Written instruction:
Keep the wording of each record exactly the same when you repeat it, and leave out pictures.
— Begin Provided information —
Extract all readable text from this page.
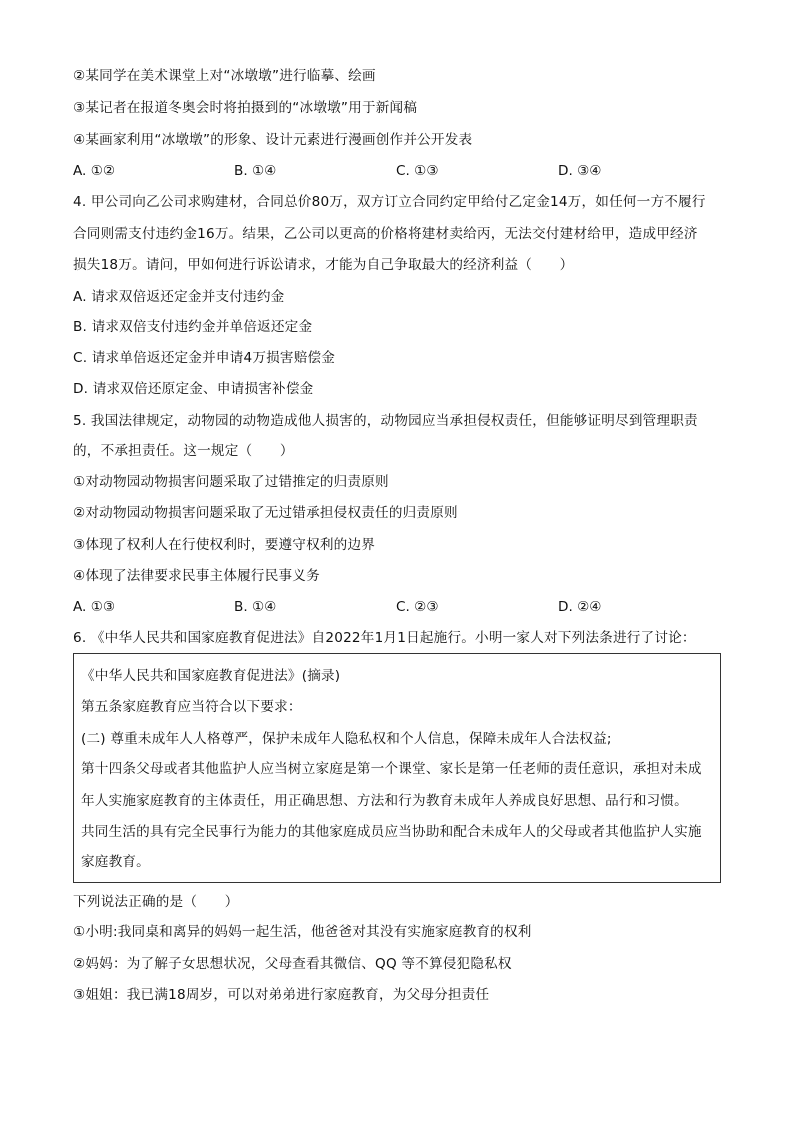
②某同学在美术课堂上对“冰墩墩”进行临摹、绘画
③某记者在报道冬奥会时将拍摄到的“冰墩墩”用于新闻稿
④某画家利用“冰墩墩”的形象、设计元素进行漫画创作并公开发表
A. ①②	B. ①④	C. ①③	D. ③④
4. 甲公司向乙公司求购建材，合同总价80万，双方订立合同约定甲给付乙定金14万，如任何一方不履行
合同则需支付违约金16万。结果，乙公司以更高的价格将建材卖给丙，无法交付建材给甲，造成甲经济
损失18万。请问，甲如何进行诉讼请求，才能为自己争取最大的经济利益（　　）
A. 请求双倍返还定金并支付违约金
B. 请求双倍支付违约金并单倍返还定金
C. 请求单倍返还定金并申请4万损害赔偿金
D. 请求双倍还原定金、申请损害补偿金
5. 我国法律规定，动物园的动物造成他人损害的，动物园应当承担侵权责任，但能够证明尽到管理职责
的，不承担责任。这一规定（　　）
①对动物园动物损害问题采取了过错推定的归责原则
②对动物园动物损害问题采取了无过错承担侵权责任的归责原则
③体现了权利人在行使权利时，要遵守权利的边界
④体现了法律要求民事主体履行民事义务
A. ①③	B. ①④	C. ②③	D. ②④
6. 《中华人民共和国家庭教育促进法》自2022年1月1日起施行。小明一家人对下列法条进行了讨论：
《中华人民共和国家庭教育促进法》(摘录)
第五条家庭教育应当符合以下要求：
(二) 尊重未成年人人格尊严，保护未成年人隐私权和个人信息，保障未成年人合法权益;
第十四条父母或者其他监护人应当树立家庭是第一个课堂、家长是第一任老师的责任意识，承担对未成
年人实施家庭教育的主体责任，用正确思想、方法和行为教育未成年人养成良好思想、品行和习惯。
共同生活的具有完全民事行为能力的其他家庭成员应当协助和配合未成年人的父母或者其他监护人实施
家庭教育。
下列说法正确的是（　　）
①小明:我同桌和离异的妈妈一起生活，他爸爸对其没有实施家庭教育的权利
②妈妈：为了解子女思想状况，父母查看其微信、QQ 等不算侵犯隐私权
③姐姐：我已满18周岁，可以对弟弟进行家庭教育，为父母分担责任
— End Provided information —
Result:
Extract all readable text from this page.
②某同学在美术课堂上对“冰墩墩”进行临摹、绘画
③某记者在报道冬奥会时将拍摄到的“冰墩墩”用于新闻稿
④某画家利用“冰墩墩”的形象、设计元素进行漫画创作并公开发表
A. ①②	B. ①④	C. ①③	D. ③④
4. 甲公司向乙公司求购建材，合同总价80万，双方订立合同约定甲给付乙定金14万，如任何一方不履行
合同则需支付违约金16万。结果，乙公司以更高的价格将建材卖给丙，无法交付建材给甲，造成甲经济
损失18万。请问，甲如何进行诉讼请求，才能为自己争取最大的经济利益（　　）
A. 请求双倍返还定金并支付违约金
B. 请求双倍支付违约金并单倍返还定金
C. 请求单倍返还定金并申请4万损害赔偿金
D. 请求双倍还原定金、申请损害补偿金
5. 我国法律规定，动物园的动物造成他人损害的，动物园应当承担侵权责任，但能够证明尽到管理职责
的，不承担责任。这一规定（　　）
①对动物园动物损害问题采取了过错推定的归责原则
②对动物园动物损害问题采取了无过错承担侵权责任的归责原则
③体现了权利人在行使权利时，要遵守权利的边界
④体现了法律要求民事主体履行民事义务
A. ①③	B. ①④	C. ②③	D. ②④
6. 《中华人民共和国家庭教育促进法》自2022年1月1日起施行。小明一家人对下列法条进行了讨论：
《中华人民共和国家庭教育促进法》(摘录)
第五条家庭教育应当符合以下要求：
(二) 尊重未成年人人格尊严，保护未成年人隐私权和个人信息，保障未成年人合法权益;
第十四条父母或者其他监护人应当树立家庭是第一个课堂、家长是第一任老师的责任意识，承担对未成
年人实施家庭教育的主体责任，用正确思想、方法和行为教育未成年人养成良好思想、品行和习惯。
共同生活的具有完全民事行为能力的其他家庭成员应当协助和配合未成年人的父母或者其他监护人实施
家庭教育。
下列说法正确的是（　　）
①小明:我同桌和离异的妈妈一起生活，他爸爸对其没有实施家庭教育的权利
②妈妈：为了解子女思想状况，父母查看其微信、QQ 等不算侵犯隐私权
③姐姐：我已满18周岁，可以对弟弟进行家庭教育，为父母分担责任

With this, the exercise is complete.